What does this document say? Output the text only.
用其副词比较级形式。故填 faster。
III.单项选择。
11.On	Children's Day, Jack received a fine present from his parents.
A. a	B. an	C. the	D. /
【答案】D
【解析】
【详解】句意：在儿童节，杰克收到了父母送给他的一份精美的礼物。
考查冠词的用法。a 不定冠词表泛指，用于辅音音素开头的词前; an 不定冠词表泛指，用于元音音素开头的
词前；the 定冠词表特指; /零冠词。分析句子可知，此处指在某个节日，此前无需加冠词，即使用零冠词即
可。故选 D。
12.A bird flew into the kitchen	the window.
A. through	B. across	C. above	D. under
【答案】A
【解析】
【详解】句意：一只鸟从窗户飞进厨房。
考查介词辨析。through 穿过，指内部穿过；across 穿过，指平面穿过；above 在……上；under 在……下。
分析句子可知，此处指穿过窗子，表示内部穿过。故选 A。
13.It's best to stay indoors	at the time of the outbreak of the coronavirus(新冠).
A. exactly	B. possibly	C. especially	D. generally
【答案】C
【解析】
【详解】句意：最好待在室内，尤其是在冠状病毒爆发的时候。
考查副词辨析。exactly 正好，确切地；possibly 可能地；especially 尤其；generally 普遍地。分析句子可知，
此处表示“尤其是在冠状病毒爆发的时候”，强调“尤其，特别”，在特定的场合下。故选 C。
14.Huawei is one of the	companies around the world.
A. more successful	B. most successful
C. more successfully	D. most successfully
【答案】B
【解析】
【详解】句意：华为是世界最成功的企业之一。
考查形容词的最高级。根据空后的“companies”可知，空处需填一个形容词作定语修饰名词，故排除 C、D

+ + + + +

Task brief:
Copy out each line of the material in which the word "above" turns up.

Task result:
A. through	B. across	C. above	D. under
考查介词辨析。through 穿过，指内部穿过；across 穿过，指平面穿过；above 在……上；under 在……下。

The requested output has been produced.